### Input for this task ###

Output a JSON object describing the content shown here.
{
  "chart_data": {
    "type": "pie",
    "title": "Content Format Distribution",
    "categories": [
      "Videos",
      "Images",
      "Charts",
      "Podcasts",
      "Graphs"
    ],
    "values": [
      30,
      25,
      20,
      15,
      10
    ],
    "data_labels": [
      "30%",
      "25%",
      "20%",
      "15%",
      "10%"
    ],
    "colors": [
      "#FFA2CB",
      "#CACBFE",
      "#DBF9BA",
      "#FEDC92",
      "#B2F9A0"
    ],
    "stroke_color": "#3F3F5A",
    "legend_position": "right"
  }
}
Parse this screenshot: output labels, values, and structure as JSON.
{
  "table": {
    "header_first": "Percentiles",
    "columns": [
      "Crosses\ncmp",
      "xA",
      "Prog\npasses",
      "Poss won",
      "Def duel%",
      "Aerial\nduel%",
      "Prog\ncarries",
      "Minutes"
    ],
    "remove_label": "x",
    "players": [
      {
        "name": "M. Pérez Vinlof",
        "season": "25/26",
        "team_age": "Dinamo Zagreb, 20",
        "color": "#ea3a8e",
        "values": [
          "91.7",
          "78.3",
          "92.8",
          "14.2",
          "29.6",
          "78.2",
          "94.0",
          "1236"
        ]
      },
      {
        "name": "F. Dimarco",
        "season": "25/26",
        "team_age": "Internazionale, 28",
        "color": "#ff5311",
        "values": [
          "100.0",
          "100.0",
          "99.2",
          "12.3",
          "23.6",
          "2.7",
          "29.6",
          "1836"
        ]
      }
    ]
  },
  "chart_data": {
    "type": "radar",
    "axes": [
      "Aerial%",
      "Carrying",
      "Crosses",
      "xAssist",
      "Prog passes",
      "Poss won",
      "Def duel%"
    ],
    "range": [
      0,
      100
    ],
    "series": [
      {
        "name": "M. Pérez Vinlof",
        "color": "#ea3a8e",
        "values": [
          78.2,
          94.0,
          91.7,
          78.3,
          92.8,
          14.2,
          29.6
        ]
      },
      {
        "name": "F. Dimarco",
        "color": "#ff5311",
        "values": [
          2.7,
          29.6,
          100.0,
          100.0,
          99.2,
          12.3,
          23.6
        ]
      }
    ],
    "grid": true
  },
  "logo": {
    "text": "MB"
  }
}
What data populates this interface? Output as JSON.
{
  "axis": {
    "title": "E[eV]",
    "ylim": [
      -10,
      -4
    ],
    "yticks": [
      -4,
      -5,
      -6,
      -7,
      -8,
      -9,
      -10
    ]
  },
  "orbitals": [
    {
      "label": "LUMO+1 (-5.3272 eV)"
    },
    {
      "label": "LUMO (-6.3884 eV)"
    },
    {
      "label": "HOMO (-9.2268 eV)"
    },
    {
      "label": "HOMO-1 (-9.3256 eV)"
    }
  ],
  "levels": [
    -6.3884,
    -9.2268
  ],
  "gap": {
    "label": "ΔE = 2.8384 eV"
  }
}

###

▶ _Stated exercise_
Reproduce the records word for word.

▶ _Output below_
Output a JSON object describing the content shown here.
{
  "chart_data": {
    "type": "pie",
    "title": "Content Format Distribution",
    "categories": [
      "Videos",
      "Images",
      "Charts",
      "Podcasts",
      "Graphs"
    ],
    "values": [
      30,
      25,
      20,
      15,
      10
    ],
    "data_labels": [
      "30%",
      "25%",
      "20%",
      "15%",
      "10%"
    ],
    "colors": [
      "#FFA2CB",
      "#CACBFE",
      "#DBF9BA",
      "#FEDC92",
      "#B2F9A0"
    ],
    "stroke_color": "#3F3F5A",
    "legend_position": "right"
  }
}
Parse this screenshot: output labels, values, and structure as JSON.
{
  "table": {
    "header_first": "Percentiles",
    "columns": [
      "Crosses\ncmp",
      "xA",
      "Prog\npasses",
      "Poss won",
      "Def duel%",
      "Aerial\nduel%",
      "Prog\ncarries",
      "Minutes"
    ],
    "remove_label": "x",
    "players": [
      {
        "name": "M. Pérez Vinlof",
        "season": "25/26",
        "team_age": "Dinamo Zagreb, 20",
        "color": "#ea3a8e",
        "values": [
          "91.7",
          "78.3",
          "92.8",
          "14.2",
          "29.6",
          "78.2",
          "94.0",
          "1236"
        ]
      },
      {
        "name": "F. Dimarco",
        "season": "25/26",
        "team_age": "Internazionale, 28",
        "color": "#ff5311",
        "values": [
          "100.0",
          "100.0",
          "99.2",
          "12.3",
          "23.6",
          "2.7",
          "29.6",
          "1836"
        ]
      }
    ]
  },
  "chart_data": {
    "type": "radar",
    "axes": [
      "Aerial%",
      "Carrying",
      "Crosses",
      "xAssist",
      "Prog passes",
      "Poss won",
      "Def duel%"
    ],
    "range": [
      0,
      100
    ],
    "series": [
      {
        "name": "M. Pérez Vinlof",
        "color": "#ea3a8e",
        "values": [
          78.2,
          94.0,
          91.7,
          78.3,
          92.8,
          14.2,
          29.6
        ]
      },
      {
        "name": "F. Dimarco",
        "color": "#ff5311",
        "values": [
          2.7,
          29.6,
          100.0,
          100.0,
          99.2,
          12.3,
          23.6
        ]
      }
    ],
    "grid": true
  },
  "logo": {
    "text": "MB"
  }
}
What data populates this interface? Output as JSON.
{
  "axis": {
    "title": "E[eV]",
    "ylim": [
      -10,
      -4
    ],
    "yticks": [
      -4,
      -5,
      -6,
      -7,
      -8,
      -9,
      -10
    ]
  },
  "orbitals": [
    {
      "label": "LUMO+1 (-5.3272 eV)"
    },
    {
      "label": "LUMO (-6.3884 eV)"
    },
    {
      "label": "HOMO (-9.2268 eV)"
    },
    {
      "label": "HOMO-1 (-9.3256 eV)"
    }
  ],
  "levels": [
    -6.3884,
    -9.2268
  ],
  "gap": {
    "label": "ΔE = 2.8384 eV"
  }
}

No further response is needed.